_Job_. Collect the lines of the entries where "meta" shows up.

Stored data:
[Begin]

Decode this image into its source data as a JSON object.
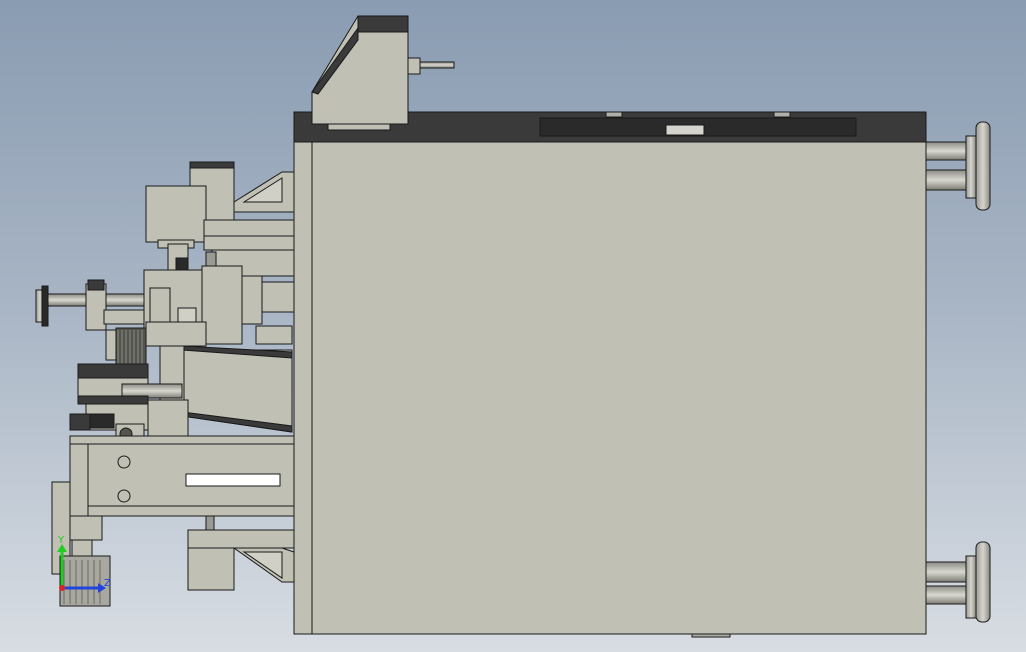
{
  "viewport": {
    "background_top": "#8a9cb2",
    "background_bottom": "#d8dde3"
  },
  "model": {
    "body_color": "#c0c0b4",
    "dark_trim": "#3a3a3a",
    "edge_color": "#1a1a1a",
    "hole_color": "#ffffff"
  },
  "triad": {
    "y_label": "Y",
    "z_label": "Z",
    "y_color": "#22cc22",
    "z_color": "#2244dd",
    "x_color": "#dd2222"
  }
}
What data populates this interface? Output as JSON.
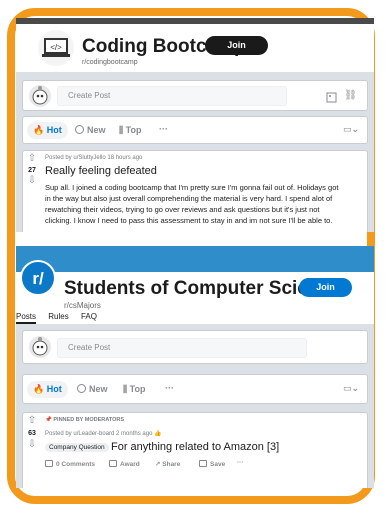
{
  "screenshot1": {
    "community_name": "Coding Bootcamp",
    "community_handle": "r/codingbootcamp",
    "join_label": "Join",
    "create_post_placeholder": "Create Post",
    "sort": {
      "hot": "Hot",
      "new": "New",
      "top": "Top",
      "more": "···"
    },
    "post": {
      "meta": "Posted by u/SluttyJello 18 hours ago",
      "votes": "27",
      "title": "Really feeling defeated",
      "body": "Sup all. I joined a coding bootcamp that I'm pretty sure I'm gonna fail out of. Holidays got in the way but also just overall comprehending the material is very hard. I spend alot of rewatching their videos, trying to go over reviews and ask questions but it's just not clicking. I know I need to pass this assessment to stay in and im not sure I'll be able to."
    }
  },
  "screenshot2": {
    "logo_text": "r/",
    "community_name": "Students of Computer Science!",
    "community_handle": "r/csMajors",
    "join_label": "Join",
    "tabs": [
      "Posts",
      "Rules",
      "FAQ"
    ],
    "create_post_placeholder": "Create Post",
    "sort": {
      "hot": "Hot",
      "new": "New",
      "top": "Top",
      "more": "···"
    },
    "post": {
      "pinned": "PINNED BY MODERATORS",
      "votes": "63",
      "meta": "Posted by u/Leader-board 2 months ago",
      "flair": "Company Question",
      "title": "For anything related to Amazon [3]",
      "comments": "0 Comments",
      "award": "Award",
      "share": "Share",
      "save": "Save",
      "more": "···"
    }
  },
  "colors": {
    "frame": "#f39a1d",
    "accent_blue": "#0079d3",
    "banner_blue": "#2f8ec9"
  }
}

[End]

_Response below_.
      "meta": "Posted by u/SluttyJello 18 hours ago",
      "meta": "Posted by u/Leader-board 2 months ago",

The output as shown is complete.